Objective ::
Below are entries to be transcribed exactly; exclude the pictures from the copy.

Recorded data ::
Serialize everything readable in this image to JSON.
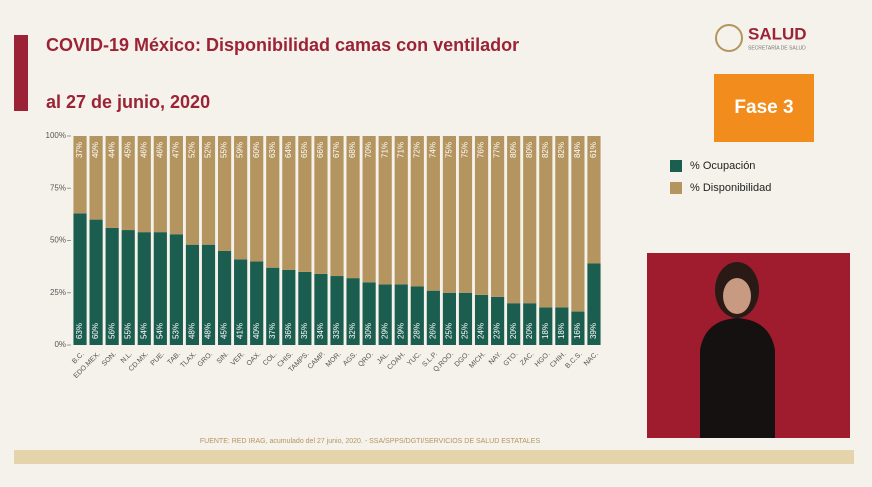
{
  "chart_data": {
    "type": "stacked-bar",
    "title": "COVID-19 México: Disponibilidad camas con ventilador",
    "subtitle": "al 27 de junio, 2020",
    "categories": [
      "B.C.",
      "EDO.MEX.",
      "SON.",
      "N.L.",
      "CD.MX.",
      "PUE.",
      "TAB.",
      "TLAX.",
      "GRO.",
      "SIN.",
      "VER.",
      "OAX.",
      "COL.",
      "CHIS.",
      "TAMPS.",
      "CAMP.",
      "MOR.",
      "AGS.",
      "QRO.",
      "JAL.",
      "COAH.",
      "YUC.",
      "S.L.P.",
      "Q.ROO.",
      "DGO.",
      "MICH.",
      "NAY.",
      "GTO.",
      "ZAC.",
      "HGO.",
      "CHIH.",
      "B.C.S.",
      "NAC."
    ],
    "series": [
      {
        "name": "% Ocupación",
        "color": "#1b5e4f",
        "values": [
          63,
          60,
          56,
          55,
          54,
          54,
          53,
          48,
          48,
          45,
          41,
          40,
          37,
          36,
          35,
          34,
          33,
          32,
          30,
          29,
          29,
          28,
          26,
          25,
          25,
          24,
          23,
          20,
          20,
          18,
          18,
          16,
          39
        ],
        "value_labels": [
          "63%",
          "60%",
          "56%",
          "55%",
          "54%",
          "54%",
          "53%",
          "48%",
          "48%",
          "45%",
          "41%",
          "40%",
          "37%",
          "36%",
          "35%",
          "34%",
          "33%",
          "32%",
          "30%",
          "29%",
          "29%",
          "28%",
          "26%",
          "25%",
          "25%",
          "24%",
          "23%",
          "20%",
          "20%",
          "18%",
          "18%",
          "16%",
          "39%"
        ]
      },
      {
        "name": "% Disponibilidad",
        "color": "#b4955f",
        "values": [
          37,
          40,
          44,
          45,
          46,
          46,
          47,
          52,
          52,
          55,
          59,
          60,
          63,
          64,
          65,
          66,
          67,
          68,
          70,
          71,
          71,
          72,
          74,
          75,
          75,
          76,
          77,
          80,
          80,
          82,
          82,
          84,
          61
        ],
        "value_labels": [
          "37%",
          "40%",
          "44%",
          "45%",
          "46%",
          "46%",
          "47%",
          "52%",
          "52%",
          "55%",
          "59%",
          "60%",
          "63%",
          "64%",
          "65%",
          "66%",
          "67%",
          "68%",
          "70%",
          "71%",
          "71%",
          "72%",
          "74%",
          "75%",
          "75%",
          "76%",
          "77%",
          "80%",
          "80%",
          "82%",
          "82%",
          "84%",
          "61%"
        ]
      }
    ],
    "ylim": [
      0,
      100
    ],
    "yticks": [
      {
        "value": 0,
        "label": "0%"
      },
      {
        "value": 25,
        "label": "25%"
      },
      {
        "value": 50,
        "label": "50%"
      },
      {
        "value": 75,
        "label": "75%"
      },
      {
        "value": 100,
        "label": "100%"
      }
    ]
  },
  "logo": {
    "name": "SALUD",
    "subtitle": "SECRETARÍA DE SALUD"
  },
  "badge": "Fase 3",
  "source": "FUENTE: RED IRAG, acumulado del 27 junio, 2020. - SSA/SPPS/DGTI/SERVICIOS DE SALUD ESTATALES"
}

Response to the task ::
Serialize everything readable in this image to JSON.
{
  "chart_data": {
    "type": "stacked-bar",
    "title": "COVID-19 México: Disponibilidad camas con ventilador",
    "subtitle": "al 27 de junio, 2020",
    "categories": [
      "B.C.",
      "EDO.MEX.",
      "SON.",
      "N.L.",
      "CD.MX.",
      "PUE.",
      "TAB.",
      "TLAX.",
      "GRO.",
      "SIN.",
      "VER.",
      "OAX.",
      "COL.",
      "CHIS.",
      "TAMPS.",
      "CAMP.",
      "MOR.",
      "AGS.",
      "QRO.",
      "JAL.",
      "COAH.",
      "YUC.",
      "S.L.P.",
      "Q.ROO.",
      "DGO.",
      "MICH.",
      "NAY.",
      "GTO.",
      "ZAC.",
      "HGO.",
      "CHIH.",
      "B.C.S.",
      "NAC."
    ],
    "series": [
      {
        "name": "% Ocupación",
        "color": "#1b5e4f",
        "values": [
          63,
          60,
          56,
          55,
          54,
          54,
          53,
          48,
          48,
          45,
          41,
          40,
          37,
          36,
          35,
          34,
          33,
          32,
          30,
          29,
          29,
          28,
          26,
          25,
          25,
          24,
          23,
          20,
          20,
          18,
          18,
          16,
          39
        ],
        "value_labels": [
          "63%",
          "60%",
          "56%",
          "55%",
          "54%",
          "54%",
          "53%",
          "48%",
          "48%",
          "45%",
          "41%",
          "40%",
          "37%",
          "36%",
          "35%",
          "34%",
          "33%",
          "32%",
          "30%",
          "29%",
          "29%",
          "28%",
          "26%",
          "25%",
          "25%",
          "24%",
          "23%",
          "20%",
          "20%",
          "18%",
          "18%",
          "16%",
          "39%"
        ]
      },
      {
        "name": "% Disponibilidad",
        "color": "#b4955f",
        "values": [
          37,
          40,
          44,
          45,
          46,
          46,
          47,
          52,
          52,
          55,
          59,
          60,
          63,
          64,
          65,
          66,
          67,
          68,
          70,
          71,
          71,
          72,
          74,
          75,
          75,
          76,
          77,
          80,
          80,
          82,
          82,
          84,
          61
        ],
        "value_labels": [
          "37%",
          "40%",
          "44%",
          "45%",
          "46%",
          "46%",
          "47%",
          "52%",
          "52%",
          "55%",
          "59%",
          "60%",
          "63%",
          "64%",
          "65%",
          "66%",
          "67%",
          "68%",
          "70%",
          "71%",
          "71%",
          "72%",
          "74%",
          "75%",
          "75%",
          "76%",
          "77%",
          "80%",
          "80%",
          "82%",
          "82%",
          "84%",
          "61%"
        ]
      }
    ],
    "ylim": [
      0,
      100
    ],
    "yticks": [
      {
        "value": 0,
        "label": "0%"
      },
      {
        "value": 25,
        "label": "25%"
      },
      {
        "value": 50,
        "label": "50%"
      },
      {
        "value": 75,
        "label": "75%"
      },
      {
        "value": 100,
        "label": "100%"
      }
    ]
  },
  "logo": {
    "name": "SALUD",
    "subtitle": "SECRETARÍA DE SALUD"
  },
  "badge": "Fase 3",
  "source": "FUENTE: RED IRAG, acumulado del 27 junio, 2020. - SSA/SPPS/DGTI/SERVICIOS DE SALUD ESTATALES"
}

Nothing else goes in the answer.